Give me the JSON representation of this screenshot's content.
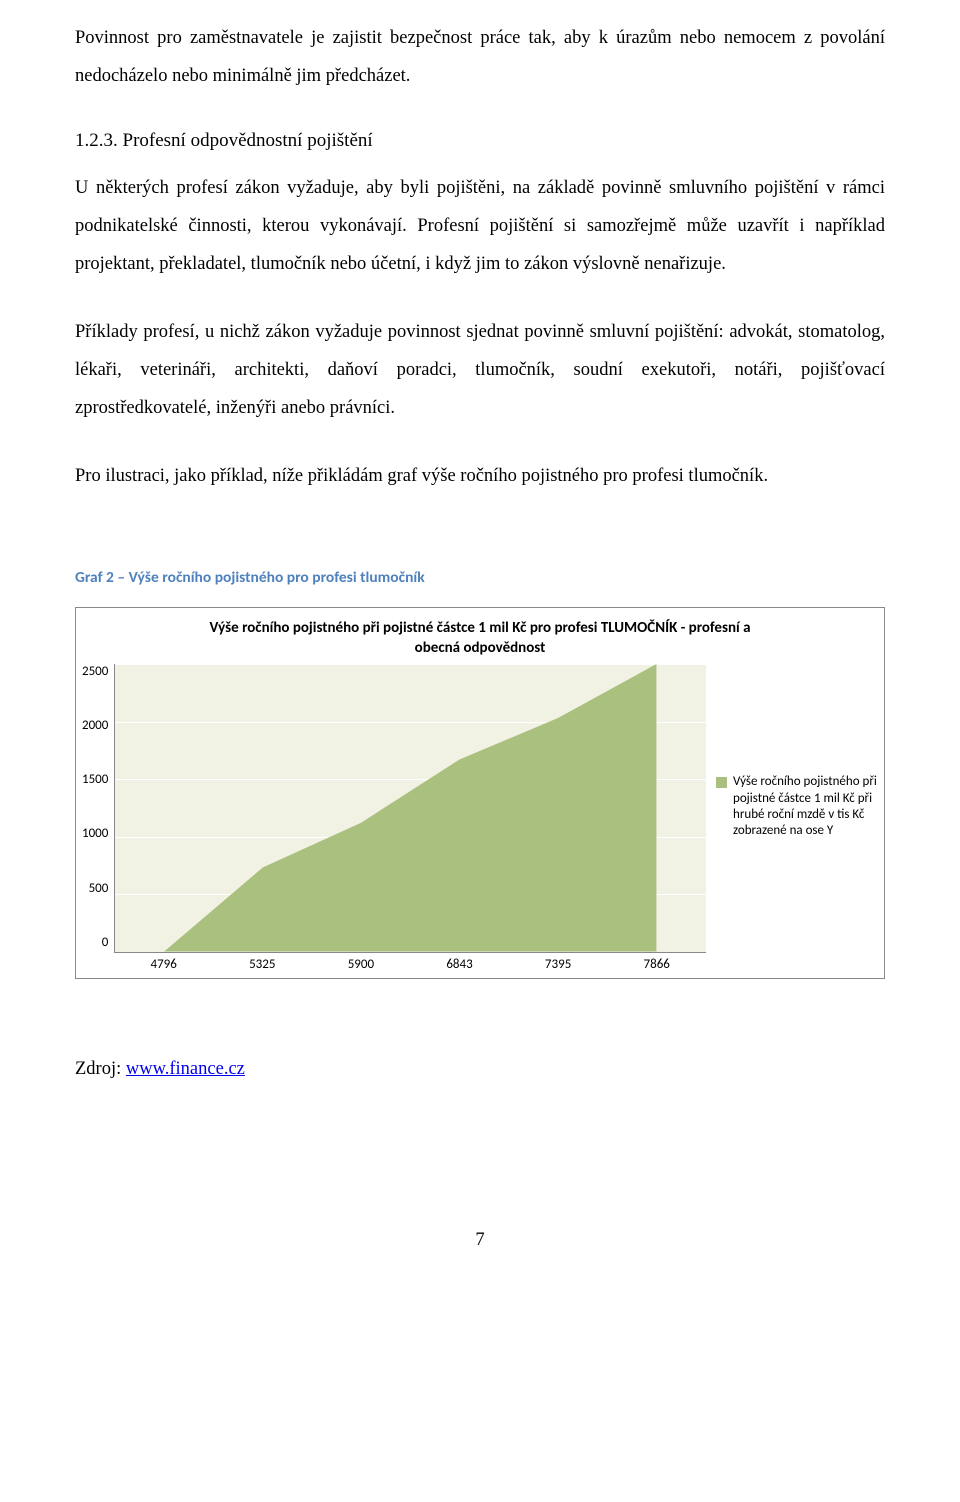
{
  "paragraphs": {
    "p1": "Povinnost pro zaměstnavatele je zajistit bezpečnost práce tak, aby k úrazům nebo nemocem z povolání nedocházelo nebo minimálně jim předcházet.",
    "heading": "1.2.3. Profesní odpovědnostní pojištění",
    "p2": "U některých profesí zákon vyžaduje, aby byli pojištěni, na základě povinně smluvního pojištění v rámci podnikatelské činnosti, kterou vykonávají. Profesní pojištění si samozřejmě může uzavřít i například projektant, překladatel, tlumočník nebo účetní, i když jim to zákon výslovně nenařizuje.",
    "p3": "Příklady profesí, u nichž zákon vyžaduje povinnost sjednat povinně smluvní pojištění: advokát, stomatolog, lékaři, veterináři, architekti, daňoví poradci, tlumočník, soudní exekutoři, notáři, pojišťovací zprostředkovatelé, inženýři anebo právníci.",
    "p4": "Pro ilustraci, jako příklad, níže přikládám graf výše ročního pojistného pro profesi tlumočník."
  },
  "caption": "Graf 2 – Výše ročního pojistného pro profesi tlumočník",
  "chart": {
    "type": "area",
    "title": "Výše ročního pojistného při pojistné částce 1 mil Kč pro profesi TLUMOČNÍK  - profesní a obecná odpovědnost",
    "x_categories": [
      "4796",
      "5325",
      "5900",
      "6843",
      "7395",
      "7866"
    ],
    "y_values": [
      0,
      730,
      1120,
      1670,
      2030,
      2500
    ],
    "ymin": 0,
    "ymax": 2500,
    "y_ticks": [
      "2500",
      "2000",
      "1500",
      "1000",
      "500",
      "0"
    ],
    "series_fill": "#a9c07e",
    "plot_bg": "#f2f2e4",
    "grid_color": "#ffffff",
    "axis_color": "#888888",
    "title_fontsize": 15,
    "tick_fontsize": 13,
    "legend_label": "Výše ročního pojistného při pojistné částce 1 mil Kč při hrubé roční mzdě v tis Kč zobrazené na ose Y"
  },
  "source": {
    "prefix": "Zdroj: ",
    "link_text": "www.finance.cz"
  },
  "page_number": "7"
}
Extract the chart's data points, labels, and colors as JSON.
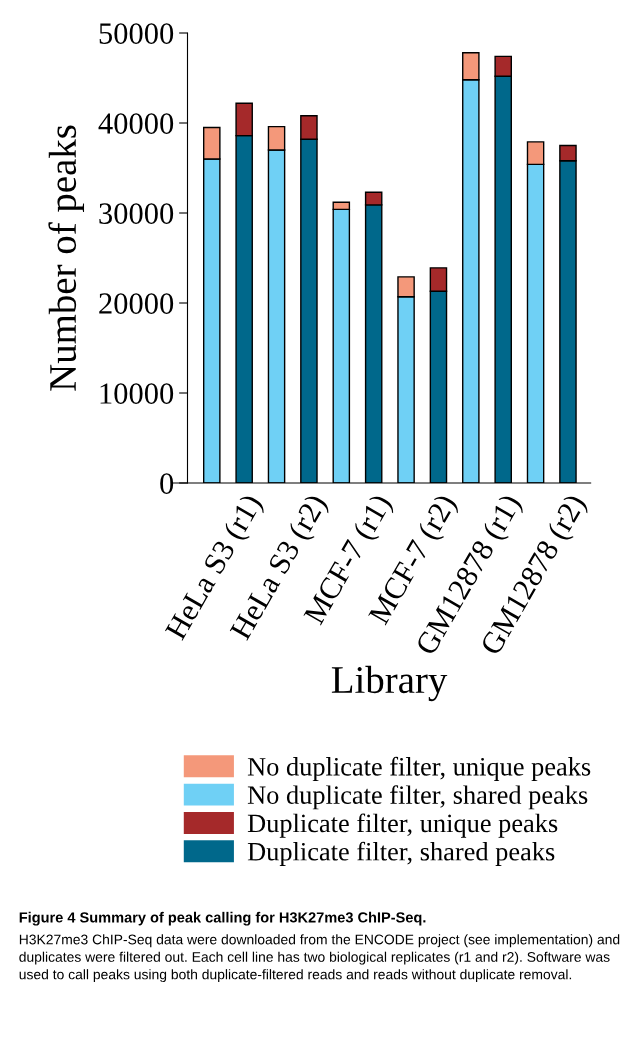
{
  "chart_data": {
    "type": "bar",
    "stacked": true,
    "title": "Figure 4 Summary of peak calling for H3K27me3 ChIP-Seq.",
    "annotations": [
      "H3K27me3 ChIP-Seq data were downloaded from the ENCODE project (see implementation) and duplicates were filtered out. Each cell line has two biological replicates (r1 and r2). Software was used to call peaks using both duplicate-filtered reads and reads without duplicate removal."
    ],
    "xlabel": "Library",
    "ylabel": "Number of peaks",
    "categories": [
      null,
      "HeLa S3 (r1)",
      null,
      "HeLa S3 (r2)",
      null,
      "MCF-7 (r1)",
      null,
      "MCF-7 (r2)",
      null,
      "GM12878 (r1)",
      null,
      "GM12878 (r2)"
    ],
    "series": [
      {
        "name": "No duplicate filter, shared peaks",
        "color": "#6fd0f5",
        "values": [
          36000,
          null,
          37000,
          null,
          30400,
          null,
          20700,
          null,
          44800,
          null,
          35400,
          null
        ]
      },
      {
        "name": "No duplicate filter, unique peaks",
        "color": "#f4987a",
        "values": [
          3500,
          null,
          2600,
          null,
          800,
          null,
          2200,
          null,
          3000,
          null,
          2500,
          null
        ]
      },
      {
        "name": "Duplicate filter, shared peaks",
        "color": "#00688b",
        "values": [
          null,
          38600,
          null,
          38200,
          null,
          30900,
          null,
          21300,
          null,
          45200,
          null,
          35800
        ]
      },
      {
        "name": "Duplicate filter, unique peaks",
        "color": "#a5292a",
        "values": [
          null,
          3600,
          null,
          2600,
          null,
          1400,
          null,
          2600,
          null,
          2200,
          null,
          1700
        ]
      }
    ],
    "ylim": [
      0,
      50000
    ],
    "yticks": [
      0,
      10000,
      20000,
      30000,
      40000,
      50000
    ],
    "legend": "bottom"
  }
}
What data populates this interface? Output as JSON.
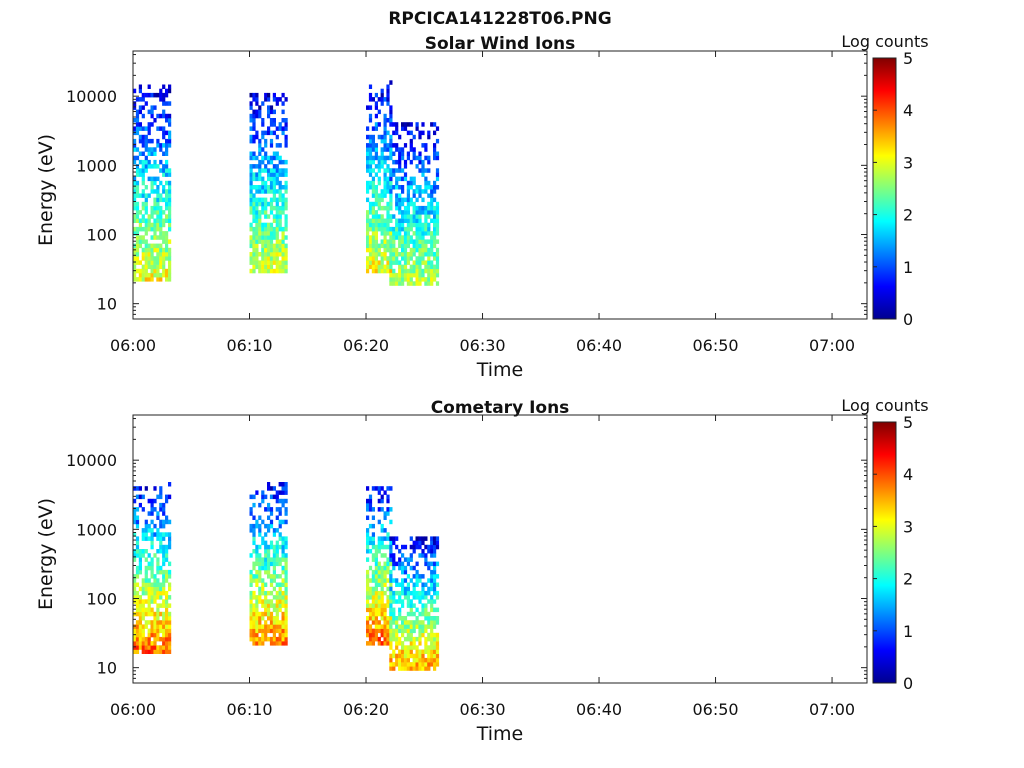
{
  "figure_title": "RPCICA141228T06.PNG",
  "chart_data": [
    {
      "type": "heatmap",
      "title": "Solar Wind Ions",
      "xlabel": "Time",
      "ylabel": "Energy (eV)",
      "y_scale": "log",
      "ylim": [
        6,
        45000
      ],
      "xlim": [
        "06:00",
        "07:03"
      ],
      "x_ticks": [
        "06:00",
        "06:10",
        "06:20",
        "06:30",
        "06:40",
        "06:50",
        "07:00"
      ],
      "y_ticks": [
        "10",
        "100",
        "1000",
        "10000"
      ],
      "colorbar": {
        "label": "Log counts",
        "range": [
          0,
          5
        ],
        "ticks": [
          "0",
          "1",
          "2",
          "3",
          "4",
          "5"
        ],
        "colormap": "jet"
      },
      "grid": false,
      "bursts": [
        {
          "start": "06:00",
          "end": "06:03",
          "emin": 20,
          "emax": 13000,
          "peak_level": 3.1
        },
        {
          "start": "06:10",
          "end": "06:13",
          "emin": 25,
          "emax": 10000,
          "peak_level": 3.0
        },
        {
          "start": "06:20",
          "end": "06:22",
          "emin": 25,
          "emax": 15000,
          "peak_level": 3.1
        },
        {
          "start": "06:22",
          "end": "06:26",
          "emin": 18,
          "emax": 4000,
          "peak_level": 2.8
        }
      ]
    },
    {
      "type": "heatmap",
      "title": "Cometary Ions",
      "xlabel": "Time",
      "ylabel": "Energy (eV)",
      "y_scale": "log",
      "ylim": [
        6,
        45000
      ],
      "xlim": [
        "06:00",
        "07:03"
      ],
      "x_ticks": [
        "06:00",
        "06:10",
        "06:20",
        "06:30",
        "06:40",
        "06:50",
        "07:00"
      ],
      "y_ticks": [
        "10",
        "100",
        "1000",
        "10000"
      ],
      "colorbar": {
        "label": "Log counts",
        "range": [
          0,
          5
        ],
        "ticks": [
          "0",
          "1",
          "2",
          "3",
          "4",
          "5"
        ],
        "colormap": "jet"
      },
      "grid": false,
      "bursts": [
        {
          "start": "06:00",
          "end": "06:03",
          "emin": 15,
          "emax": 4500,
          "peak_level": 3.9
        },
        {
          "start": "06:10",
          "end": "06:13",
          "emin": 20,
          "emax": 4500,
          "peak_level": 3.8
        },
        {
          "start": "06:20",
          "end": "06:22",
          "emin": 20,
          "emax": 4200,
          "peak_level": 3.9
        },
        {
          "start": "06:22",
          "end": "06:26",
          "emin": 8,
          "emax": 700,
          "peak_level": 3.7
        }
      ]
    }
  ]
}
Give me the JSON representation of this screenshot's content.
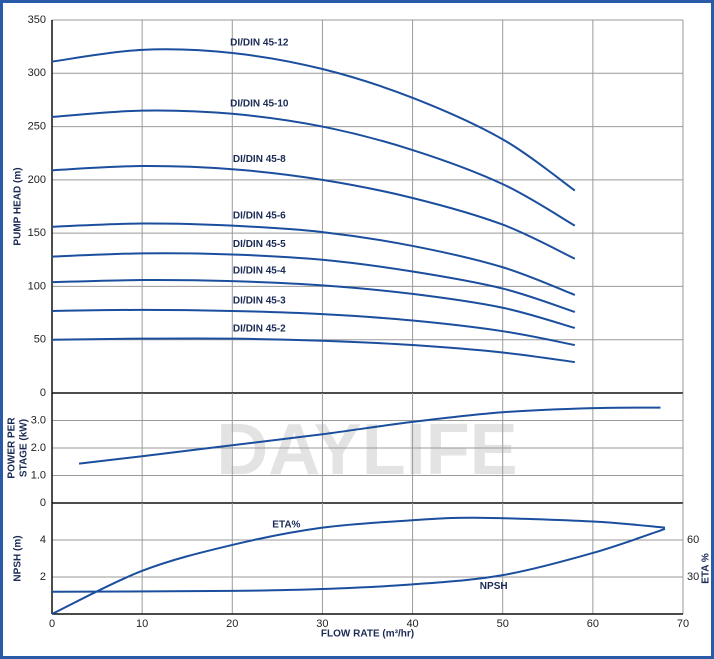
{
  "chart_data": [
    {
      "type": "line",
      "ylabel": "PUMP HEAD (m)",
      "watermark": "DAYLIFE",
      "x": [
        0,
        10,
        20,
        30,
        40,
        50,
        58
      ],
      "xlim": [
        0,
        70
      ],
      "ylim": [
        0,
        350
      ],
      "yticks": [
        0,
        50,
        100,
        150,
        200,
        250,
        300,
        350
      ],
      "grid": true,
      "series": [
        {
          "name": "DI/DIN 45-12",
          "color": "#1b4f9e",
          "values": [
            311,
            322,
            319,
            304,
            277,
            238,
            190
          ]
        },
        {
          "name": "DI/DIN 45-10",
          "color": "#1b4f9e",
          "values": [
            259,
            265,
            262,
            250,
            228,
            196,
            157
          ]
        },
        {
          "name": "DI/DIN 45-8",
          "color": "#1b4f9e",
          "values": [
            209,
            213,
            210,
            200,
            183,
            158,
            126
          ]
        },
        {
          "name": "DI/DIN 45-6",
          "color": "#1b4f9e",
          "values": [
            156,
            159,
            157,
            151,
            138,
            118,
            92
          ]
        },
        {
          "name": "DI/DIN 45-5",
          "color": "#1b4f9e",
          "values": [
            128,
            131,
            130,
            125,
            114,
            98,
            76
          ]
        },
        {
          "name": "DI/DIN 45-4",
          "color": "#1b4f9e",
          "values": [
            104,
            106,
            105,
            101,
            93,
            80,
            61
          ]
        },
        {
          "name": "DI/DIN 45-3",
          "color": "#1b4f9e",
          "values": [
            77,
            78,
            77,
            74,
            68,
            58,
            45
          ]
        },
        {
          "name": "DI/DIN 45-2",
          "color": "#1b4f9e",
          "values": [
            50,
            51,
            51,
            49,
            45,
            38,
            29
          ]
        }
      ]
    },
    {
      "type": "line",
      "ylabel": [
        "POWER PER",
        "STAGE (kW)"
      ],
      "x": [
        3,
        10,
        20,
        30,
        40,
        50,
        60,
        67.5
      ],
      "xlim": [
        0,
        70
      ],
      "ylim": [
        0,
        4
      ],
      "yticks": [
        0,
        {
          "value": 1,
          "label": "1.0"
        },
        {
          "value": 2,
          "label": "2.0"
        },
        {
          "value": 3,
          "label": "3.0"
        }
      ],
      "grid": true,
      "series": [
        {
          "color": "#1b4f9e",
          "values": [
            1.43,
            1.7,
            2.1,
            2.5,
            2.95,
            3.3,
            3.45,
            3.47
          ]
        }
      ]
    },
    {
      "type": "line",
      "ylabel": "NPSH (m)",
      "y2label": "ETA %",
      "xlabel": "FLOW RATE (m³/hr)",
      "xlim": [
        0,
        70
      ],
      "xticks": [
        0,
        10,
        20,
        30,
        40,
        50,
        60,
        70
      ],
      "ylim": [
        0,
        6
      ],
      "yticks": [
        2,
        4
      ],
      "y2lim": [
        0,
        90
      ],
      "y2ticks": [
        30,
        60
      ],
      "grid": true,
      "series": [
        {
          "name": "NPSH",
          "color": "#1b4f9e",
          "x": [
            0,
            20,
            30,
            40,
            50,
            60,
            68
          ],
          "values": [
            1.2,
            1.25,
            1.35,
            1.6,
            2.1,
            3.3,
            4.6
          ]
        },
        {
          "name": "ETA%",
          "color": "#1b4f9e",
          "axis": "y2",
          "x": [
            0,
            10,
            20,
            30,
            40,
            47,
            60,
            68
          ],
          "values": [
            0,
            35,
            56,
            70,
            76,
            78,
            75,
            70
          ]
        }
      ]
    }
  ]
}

......

WHAT THE TASK ASKS — Check every line of the material for the string "unique" and give the number of lines that have it, without anything else.

SOLUTION TO THIS EXERCISE — 2